▸ ESTRATTO DEL DOCUMENTO:
■ ■ ■ ■ ■
Eventi: Organizzazione è anche immaginazione

Eventi di Successo?

Spesso quando si parla di eventi molti non sanno quali siano le attività che precedono la sua realizzazione: l’organizzazione.

Per noi che ne abbiamo fatto la nostra professione è l’ ”Arte del saper immaginare anche l’inimmaginabile”.

Ci permette di prevedere, anticipare e risolvere criticità, lacune e problematiche trasformandole in un’opportunità a favore del nostro principale obiettivo:

“Il successo degli eventi che stiamo organizzando”!

In questo articolo proveremo a raccontare in modo generale la “macchina organizzativa” che deve mettersi in moto per la realizzazione di un evento idealmente perfetto.

Apriremo le porte alle fasi “suo” backstage.
■ ■ ■ ■ ■
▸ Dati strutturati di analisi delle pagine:
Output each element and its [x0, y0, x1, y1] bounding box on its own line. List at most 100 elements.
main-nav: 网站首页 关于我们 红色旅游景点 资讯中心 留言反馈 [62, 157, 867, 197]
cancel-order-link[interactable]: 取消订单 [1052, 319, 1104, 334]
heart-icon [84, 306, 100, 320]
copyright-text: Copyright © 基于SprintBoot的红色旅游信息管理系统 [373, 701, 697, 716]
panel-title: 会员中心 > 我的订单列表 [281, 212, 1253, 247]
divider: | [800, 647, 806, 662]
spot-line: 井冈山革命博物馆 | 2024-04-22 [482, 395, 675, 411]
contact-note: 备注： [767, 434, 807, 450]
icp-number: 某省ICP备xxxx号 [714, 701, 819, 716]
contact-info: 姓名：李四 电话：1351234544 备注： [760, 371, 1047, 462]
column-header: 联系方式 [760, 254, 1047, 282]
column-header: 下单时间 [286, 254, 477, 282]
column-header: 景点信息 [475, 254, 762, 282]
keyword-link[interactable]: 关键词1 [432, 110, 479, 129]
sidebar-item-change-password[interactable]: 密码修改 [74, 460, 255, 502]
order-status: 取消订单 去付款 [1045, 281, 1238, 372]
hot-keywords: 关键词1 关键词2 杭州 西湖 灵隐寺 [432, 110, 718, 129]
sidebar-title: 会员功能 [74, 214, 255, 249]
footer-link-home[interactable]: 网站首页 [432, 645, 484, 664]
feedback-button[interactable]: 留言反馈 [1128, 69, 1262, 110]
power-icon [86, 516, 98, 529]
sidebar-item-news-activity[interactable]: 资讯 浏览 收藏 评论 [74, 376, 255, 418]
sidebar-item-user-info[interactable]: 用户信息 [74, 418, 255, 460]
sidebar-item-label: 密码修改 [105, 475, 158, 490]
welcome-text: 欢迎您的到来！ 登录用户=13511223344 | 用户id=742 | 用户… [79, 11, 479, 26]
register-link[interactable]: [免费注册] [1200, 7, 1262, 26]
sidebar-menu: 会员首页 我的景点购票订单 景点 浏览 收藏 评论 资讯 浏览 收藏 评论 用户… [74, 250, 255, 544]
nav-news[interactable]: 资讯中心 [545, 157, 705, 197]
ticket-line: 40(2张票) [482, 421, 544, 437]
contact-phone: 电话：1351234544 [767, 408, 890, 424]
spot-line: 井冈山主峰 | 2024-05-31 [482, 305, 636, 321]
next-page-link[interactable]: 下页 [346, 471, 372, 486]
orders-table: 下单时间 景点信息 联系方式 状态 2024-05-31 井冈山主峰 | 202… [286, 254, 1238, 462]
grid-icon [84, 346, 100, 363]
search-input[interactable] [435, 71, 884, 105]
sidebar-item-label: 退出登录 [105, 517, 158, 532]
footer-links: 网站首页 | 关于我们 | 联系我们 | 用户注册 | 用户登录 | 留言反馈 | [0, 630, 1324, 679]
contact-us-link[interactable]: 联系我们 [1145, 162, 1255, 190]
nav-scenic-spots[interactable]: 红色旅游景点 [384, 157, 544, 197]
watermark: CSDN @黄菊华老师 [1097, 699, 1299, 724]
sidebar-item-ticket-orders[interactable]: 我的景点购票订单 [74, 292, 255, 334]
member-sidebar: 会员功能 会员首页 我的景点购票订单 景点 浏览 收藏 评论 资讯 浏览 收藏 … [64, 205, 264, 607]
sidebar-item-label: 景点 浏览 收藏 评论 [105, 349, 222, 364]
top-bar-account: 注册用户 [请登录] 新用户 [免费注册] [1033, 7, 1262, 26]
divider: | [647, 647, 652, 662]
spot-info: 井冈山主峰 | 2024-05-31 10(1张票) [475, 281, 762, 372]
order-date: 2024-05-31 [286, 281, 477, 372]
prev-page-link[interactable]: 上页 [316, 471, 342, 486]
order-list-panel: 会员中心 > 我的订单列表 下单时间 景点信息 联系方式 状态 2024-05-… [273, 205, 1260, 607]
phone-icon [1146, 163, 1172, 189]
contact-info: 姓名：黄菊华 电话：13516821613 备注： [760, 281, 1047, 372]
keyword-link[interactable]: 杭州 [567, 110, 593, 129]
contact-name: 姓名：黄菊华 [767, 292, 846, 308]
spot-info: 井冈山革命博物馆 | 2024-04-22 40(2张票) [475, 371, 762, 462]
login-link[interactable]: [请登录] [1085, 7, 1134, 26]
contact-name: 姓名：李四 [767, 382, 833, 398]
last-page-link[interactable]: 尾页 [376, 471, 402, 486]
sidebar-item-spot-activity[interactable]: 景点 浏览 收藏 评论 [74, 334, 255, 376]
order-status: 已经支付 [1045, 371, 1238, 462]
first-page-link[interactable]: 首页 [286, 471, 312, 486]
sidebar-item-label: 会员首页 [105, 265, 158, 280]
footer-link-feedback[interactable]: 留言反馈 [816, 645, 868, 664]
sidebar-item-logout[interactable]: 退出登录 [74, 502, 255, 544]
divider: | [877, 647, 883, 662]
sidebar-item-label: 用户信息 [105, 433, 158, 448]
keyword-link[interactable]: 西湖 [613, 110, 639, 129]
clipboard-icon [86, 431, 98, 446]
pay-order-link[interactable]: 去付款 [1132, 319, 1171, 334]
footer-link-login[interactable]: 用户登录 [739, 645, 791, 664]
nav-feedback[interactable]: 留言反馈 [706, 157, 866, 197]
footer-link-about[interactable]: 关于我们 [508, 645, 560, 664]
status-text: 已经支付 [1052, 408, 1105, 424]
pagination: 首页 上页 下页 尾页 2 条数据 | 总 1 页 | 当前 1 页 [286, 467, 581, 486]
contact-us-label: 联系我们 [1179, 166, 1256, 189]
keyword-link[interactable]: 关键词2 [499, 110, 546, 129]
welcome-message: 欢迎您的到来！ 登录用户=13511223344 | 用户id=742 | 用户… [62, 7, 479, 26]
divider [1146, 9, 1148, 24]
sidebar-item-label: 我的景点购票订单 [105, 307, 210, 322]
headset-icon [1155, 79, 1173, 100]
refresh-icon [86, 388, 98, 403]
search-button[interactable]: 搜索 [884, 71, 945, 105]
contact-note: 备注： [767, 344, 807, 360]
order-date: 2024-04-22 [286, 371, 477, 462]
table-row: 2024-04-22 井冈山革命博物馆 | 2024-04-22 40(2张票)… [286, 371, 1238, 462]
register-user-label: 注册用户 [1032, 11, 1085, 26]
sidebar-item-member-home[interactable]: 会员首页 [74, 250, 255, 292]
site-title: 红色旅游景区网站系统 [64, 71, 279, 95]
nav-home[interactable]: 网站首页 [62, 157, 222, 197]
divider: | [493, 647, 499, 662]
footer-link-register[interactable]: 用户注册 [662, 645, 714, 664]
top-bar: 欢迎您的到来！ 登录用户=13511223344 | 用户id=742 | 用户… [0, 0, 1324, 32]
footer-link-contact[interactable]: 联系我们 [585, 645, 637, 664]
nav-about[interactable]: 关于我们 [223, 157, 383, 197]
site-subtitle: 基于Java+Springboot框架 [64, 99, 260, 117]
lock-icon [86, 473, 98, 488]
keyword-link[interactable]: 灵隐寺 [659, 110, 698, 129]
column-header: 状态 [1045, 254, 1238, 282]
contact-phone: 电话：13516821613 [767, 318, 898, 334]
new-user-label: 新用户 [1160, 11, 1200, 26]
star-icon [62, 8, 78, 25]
■ ■ ■ ■ ■
▸ CONSEGNA:
Ricopia dal testo sull'organizzazione degli eventi il passo che comincia con "Eventi di Successo?" e termina con "evento idealmente perfetto.".

▸ LA TUA RISPOSTA:
Eventi di Successo?

Spesso quando si parla di eventi molti non sanno quali siano le attività che precedono la sua realizzazione: l’organizzazione.

Per noi che ne abbiamo fatto la nostra professione è l’ ”Arte del saper immaginare anche l’inimmaginabile”.

Ci permette di prevedere, anticipare e risolvere criticità, lacune e problematiche trasformandole in un’opportunità a favore del nostro principale obiettivo:

“Il successo degli eventi che stiamo organizzando”!

In questo articolo proveremo a raccontare in modo generale la “macchina organizzativa” che deve mettersi in moto per la realizzazione di un evento idealmente perfetto.